[START QUOTED PASSAGE]

A YOUNG couple who bought their home for £1 were left stunned when an estate agent valued it – at £125,000.
Mel and Rob Hilton-Phillips bought their three-bedroom terraced home in Liverpool through a local council scheme and spent £40,000 turning it into their “dream home”.
The childhood sweethearts – who feature on Channel 4’s £1 Houses: Britain’s Cheapest Street – moved onto the Webster Triangle in Wavertree, Liverpool, 12 months ago
But, with derelict houses all around, Mel, 30, told the show she was intimidated by the gangs that took over the area at night and a local woman who pooed in the street outside.
Now Mel and Rob, 33, are beaming after discovering their home has made a tidy £85k profit.
The couple bought the house though a council scheme to sell off empty houses for a quid, which was set up to bring 6,000 empty properties back into use.
Families can apply to the council to buy the properties, and, if successful, they are allocated a house on the condition they stay there for five years.
Despite receiving 2,500 applications, progress has been slow and a council spokesman says only 58 families have been moved into the houses, which all come without plumbing or electricity.
As a result, the empty houses have been targeted by arsonists and gangs, who linger in the streets causing trouble, making life hell for the few families that have moved in.
On Mel and Rob’s street, only three out of 17 houses are occupied and the couple worried that would affect their chances of moving on.
“Even if we wanted to sell, we probably couldn’t right now because the houses around us aren’t full,” Mel says.
But after looking round the house, the agent shares the good news, saying: “The pricing obviously is a little bit tricky because there aren’t many comparables.
“Price wise I’d say at the moment about £120,000 to £125,000.”
And she adds that when the other houses are done up they would be looking at £130,00-£135,000.
The Liverpool City Council penalises owners who move before the five year term, taking up to 25 per cent of the sale price. But Rob is still considering selling up.
“I’ve always said – if we can double what we spent on the house, then we’d make sound investment,” he says. “On that valuation, we’ve more or less trebled it.”
Mel adds: “We need to weigh up whether it’s worth selling up and getting out now.”
In the first episode, Mel and Rob admitted that their dream home became a nightmare when darkness fell.
At night, the rundown area becomes a magnet for gangs, drug dealers and arsonists. Last year, they even found a bullet on their doorstep after a mass shooting nearby.
Another resident found 40 bags of cannabis with a street value of £30,000 dumped in a skip.
Despite loving her home, Mel admits she’s too scared to go outside at night.
She says: “It’s quite intimidating if you’re a woman on your own and you walk out in the dark and you’ve got big groups of teenagers hanging outside. I just stay inside.”
Police in Wavertree recorded 950 crimes in April alone – with anti-social behaviour and violence topping the list.
The couple hear fights outside their front door and they live in fear of stones and bricks coming through their window.
“There are a lot of bricks lying around – and the fact that we have made such an effort on our house is asking for trouble,” says Mel.

[END QUOTED PASSAGE]
[START RECORDED DATA]

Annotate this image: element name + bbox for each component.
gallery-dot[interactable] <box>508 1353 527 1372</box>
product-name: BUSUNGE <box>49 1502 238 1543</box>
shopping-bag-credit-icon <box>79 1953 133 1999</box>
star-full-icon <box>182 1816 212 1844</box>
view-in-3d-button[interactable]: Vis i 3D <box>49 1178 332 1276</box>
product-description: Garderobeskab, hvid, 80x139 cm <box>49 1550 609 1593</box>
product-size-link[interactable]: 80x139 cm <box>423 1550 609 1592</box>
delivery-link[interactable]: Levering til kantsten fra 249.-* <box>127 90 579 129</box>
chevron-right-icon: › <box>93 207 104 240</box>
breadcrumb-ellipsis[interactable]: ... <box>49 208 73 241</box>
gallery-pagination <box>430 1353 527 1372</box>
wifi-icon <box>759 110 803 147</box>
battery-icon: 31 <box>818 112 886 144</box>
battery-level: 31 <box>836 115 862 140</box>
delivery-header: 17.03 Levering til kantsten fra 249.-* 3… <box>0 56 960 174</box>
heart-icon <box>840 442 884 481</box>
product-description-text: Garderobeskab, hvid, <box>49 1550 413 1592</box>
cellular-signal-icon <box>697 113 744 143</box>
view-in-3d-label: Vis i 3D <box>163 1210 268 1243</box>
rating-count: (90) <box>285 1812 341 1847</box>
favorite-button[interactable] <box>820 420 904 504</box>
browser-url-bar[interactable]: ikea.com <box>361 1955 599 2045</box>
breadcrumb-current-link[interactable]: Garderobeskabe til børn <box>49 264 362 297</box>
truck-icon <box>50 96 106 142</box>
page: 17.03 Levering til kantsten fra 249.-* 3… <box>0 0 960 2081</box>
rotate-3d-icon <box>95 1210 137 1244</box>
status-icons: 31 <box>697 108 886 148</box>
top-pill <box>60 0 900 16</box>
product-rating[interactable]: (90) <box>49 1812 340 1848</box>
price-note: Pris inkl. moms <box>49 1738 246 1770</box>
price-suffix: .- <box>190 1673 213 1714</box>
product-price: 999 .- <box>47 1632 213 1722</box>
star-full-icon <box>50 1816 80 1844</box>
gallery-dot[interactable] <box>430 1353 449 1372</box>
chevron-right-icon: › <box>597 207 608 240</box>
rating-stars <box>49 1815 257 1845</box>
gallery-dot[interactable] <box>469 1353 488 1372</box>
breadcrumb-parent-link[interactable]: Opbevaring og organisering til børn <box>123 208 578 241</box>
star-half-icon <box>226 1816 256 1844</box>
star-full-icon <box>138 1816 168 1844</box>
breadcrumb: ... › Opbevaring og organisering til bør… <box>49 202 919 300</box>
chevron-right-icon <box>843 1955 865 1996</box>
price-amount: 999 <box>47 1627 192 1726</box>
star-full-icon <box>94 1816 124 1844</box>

[END RECORDED DATA]

REQUIRED ACTIONS:
a: Answer these questions on the £1 house article, marking each answer the same way on its own line:
(i) How much did Mel and Rob spend turning the house into their "dream home"?
(ii) How many of the 17 houses on their street are occupied?
(iii) How many crimes did police in Wavertree record in April?
b: Could you turn the paragraph of the £1 house article that begins "At night, the rundown area" into a short list that keeps its main facts?
The lines after the article are separate material and are not part of it.

SOLUTIONS TO THE TASKS:
a:
(i) £40,000
(ii) Three
(iii) 950

b:
- At night the rundown area attracts gangs, drug dealers and arsonists.
- Last year the couple found a bullet on their doorstep after a mass shooting nearby.